- MATERIAL PROVIDED:

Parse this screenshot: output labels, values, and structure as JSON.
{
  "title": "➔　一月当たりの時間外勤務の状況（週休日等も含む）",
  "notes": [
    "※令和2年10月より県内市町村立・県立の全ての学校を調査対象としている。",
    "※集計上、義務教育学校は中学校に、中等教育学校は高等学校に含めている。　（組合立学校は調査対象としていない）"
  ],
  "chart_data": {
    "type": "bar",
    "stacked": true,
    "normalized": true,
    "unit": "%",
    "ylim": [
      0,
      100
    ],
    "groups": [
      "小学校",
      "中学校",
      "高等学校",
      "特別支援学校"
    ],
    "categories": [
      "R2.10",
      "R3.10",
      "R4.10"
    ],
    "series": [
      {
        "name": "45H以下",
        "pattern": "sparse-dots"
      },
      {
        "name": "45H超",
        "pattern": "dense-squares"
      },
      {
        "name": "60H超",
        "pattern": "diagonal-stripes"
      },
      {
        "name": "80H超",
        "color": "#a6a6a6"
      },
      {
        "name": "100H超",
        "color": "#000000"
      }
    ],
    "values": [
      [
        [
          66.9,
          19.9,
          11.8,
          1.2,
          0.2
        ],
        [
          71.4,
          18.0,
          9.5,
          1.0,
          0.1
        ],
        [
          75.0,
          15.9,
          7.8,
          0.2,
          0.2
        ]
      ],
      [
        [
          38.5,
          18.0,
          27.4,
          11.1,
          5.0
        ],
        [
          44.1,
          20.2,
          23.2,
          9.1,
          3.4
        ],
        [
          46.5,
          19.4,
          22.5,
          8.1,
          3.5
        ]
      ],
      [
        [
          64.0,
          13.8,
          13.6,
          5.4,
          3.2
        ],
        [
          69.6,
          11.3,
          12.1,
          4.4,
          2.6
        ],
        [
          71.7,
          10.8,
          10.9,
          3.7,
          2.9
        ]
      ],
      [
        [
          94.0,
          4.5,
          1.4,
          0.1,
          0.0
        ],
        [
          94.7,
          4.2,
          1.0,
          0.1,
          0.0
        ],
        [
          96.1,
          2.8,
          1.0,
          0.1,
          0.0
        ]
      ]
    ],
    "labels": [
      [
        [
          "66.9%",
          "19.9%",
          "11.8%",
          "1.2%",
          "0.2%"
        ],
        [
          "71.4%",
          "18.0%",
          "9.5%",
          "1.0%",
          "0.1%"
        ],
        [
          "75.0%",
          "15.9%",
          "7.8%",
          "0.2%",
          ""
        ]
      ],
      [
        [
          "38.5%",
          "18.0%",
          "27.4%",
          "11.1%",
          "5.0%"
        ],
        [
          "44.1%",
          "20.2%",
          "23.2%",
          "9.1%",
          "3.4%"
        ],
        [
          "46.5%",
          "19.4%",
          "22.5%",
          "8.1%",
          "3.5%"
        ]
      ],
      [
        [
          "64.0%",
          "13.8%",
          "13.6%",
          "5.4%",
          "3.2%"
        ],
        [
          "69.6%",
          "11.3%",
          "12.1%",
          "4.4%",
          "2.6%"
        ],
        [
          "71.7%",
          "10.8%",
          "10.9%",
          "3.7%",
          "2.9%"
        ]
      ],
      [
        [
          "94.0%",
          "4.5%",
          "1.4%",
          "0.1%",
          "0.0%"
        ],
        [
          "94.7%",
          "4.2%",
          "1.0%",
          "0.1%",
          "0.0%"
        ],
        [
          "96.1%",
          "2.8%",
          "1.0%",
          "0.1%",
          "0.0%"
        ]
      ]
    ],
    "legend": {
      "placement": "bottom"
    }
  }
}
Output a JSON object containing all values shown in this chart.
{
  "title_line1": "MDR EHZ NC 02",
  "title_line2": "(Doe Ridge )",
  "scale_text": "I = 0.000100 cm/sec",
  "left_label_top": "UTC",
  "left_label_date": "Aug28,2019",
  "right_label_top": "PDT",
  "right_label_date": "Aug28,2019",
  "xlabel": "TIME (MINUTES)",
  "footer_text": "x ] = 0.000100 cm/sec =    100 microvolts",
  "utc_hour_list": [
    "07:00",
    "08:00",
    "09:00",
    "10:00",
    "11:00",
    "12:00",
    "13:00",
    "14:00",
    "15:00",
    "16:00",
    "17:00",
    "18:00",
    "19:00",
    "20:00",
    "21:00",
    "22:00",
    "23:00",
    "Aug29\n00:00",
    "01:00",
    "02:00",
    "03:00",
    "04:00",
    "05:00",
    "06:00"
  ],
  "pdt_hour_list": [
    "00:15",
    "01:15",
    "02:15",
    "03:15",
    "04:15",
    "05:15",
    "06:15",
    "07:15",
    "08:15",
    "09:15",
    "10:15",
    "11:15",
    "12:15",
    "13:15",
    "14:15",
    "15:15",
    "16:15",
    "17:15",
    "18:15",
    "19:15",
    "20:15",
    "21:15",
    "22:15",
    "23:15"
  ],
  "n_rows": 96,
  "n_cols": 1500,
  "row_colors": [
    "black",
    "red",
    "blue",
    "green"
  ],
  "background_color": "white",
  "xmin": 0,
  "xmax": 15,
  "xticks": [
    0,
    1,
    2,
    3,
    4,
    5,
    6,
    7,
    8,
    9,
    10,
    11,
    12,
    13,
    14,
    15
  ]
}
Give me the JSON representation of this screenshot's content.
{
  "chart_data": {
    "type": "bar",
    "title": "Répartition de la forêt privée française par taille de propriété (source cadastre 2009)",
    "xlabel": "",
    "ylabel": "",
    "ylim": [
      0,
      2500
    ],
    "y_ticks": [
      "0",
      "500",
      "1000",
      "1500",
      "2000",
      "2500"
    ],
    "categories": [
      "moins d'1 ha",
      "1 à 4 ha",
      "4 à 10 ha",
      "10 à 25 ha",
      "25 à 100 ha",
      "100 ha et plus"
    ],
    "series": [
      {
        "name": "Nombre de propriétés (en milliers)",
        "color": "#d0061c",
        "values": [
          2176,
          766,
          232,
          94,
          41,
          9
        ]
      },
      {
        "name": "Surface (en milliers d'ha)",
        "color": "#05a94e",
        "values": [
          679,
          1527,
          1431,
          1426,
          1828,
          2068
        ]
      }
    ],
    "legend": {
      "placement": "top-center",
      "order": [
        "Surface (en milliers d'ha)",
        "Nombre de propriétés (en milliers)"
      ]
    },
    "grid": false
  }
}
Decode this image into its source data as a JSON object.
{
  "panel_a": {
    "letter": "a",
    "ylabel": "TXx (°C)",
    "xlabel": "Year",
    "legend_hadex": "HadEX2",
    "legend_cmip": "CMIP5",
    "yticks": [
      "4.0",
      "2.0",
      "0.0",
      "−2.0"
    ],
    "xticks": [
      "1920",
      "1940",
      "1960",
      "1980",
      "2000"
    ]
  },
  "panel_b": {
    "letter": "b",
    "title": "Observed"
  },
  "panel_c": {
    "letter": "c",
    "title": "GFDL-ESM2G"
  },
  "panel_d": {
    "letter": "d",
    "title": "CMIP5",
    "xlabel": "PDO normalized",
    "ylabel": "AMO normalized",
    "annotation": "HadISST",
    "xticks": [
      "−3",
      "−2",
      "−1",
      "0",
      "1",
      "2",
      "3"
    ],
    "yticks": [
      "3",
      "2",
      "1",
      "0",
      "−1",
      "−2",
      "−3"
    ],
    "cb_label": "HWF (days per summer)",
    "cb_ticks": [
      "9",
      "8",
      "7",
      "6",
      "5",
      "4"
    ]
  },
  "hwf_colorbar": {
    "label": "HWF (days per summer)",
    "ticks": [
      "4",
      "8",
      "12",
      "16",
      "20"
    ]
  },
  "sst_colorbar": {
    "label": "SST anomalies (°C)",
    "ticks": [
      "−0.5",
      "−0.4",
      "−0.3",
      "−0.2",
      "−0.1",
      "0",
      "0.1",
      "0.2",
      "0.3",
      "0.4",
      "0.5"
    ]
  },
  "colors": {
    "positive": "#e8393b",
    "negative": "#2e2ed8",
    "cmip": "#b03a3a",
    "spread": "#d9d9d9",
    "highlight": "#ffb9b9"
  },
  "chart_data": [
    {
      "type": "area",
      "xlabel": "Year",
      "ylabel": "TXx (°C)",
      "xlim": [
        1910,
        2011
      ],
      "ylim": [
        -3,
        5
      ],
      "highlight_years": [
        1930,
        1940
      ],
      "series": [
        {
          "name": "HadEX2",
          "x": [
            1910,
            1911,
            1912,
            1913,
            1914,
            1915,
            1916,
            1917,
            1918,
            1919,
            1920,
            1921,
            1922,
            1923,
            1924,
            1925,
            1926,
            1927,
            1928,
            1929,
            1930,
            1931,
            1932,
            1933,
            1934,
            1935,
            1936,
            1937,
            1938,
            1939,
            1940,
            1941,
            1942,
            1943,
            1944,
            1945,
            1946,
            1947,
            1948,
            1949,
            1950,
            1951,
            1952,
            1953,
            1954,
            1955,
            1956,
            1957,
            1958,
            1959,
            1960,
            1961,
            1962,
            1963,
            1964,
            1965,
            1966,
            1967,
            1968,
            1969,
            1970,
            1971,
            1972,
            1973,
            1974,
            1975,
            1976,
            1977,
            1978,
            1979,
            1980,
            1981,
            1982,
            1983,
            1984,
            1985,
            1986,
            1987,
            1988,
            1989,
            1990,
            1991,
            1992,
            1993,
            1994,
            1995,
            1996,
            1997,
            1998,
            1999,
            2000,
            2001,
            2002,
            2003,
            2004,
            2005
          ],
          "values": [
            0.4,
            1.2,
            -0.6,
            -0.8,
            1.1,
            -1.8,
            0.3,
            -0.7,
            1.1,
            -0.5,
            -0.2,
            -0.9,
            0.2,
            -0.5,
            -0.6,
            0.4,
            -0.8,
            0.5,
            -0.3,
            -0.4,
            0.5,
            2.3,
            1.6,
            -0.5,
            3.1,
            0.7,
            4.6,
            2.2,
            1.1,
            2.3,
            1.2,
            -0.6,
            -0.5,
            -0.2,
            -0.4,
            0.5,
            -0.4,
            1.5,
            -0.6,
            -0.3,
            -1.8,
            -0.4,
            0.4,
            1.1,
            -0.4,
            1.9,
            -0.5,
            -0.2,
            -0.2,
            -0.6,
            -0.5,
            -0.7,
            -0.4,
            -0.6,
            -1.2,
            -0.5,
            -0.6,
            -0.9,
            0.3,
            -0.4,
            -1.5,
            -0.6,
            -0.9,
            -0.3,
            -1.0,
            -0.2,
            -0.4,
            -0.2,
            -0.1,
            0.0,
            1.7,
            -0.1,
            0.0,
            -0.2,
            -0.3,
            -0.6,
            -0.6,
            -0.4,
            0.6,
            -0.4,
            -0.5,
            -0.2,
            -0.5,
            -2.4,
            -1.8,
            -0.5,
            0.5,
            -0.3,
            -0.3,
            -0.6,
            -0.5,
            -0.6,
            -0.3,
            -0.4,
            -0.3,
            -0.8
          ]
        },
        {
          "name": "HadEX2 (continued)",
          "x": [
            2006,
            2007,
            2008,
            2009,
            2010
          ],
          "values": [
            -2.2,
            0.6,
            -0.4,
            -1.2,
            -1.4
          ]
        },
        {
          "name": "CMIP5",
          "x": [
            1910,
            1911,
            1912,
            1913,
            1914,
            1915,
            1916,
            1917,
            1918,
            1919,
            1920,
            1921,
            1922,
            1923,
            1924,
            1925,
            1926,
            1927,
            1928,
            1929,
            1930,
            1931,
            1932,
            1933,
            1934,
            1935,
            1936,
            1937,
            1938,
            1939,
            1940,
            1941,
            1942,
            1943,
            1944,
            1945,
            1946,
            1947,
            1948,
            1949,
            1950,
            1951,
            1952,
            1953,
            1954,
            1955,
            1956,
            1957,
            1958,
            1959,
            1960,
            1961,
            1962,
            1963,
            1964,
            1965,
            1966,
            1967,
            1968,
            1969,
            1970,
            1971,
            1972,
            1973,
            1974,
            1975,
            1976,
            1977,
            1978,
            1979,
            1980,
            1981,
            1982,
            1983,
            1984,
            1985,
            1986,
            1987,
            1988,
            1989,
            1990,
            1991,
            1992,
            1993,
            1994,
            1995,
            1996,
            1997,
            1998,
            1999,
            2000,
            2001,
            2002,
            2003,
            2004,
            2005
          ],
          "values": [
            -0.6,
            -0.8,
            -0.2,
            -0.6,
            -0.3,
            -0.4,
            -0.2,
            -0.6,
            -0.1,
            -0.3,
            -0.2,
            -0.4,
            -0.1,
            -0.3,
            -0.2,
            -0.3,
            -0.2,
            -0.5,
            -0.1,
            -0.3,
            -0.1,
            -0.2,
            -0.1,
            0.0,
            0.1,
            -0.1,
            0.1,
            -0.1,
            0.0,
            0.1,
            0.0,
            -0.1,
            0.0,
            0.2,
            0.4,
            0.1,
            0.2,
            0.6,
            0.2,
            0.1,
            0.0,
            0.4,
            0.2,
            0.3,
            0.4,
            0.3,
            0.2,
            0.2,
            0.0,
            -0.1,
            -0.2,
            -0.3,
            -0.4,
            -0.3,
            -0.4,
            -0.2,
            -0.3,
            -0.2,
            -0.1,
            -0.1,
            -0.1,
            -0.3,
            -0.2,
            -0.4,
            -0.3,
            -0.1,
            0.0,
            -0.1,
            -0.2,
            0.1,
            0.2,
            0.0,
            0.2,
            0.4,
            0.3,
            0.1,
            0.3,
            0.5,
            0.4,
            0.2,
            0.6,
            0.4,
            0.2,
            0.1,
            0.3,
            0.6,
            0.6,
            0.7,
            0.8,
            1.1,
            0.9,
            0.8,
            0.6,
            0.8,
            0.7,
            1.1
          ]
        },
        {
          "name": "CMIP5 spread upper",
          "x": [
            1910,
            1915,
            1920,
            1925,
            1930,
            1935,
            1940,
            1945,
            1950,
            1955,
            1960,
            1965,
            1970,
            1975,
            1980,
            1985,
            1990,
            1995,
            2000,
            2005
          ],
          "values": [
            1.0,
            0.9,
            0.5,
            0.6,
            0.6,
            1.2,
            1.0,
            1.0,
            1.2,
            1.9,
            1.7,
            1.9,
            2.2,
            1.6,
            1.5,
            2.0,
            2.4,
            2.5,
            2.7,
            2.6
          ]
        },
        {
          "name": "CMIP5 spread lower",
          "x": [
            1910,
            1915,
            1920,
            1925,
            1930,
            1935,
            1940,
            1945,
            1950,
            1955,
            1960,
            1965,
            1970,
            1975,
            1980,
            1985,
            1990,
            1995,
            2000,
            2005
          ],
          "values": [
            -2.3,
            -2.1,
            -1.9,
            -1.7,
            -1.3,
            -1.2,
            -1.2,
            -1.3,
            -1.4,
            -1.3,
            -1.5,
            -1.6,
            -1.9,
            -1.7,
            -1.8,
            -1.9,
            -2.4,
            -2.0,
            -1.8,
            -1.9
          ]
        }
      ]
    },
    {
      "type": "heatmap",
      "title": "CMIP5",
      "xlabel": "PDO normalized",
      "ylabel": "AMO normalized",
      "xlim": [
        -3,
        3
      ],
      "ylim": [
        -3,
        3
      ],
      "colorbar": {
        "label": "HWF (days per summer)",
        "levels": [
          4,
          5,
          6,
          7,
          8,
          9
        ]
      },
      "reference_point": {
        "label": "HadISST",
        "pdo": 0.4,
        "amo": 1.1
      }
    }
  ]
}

- EXERCISE DIRECTIONS: Copy out all lines where the word "summer" appears.

- THE RESULT:
    "cb_label": "HWF (days per summer)",
    "label": "HWF (days per summer)",
        "label": "HWF (days per summer)",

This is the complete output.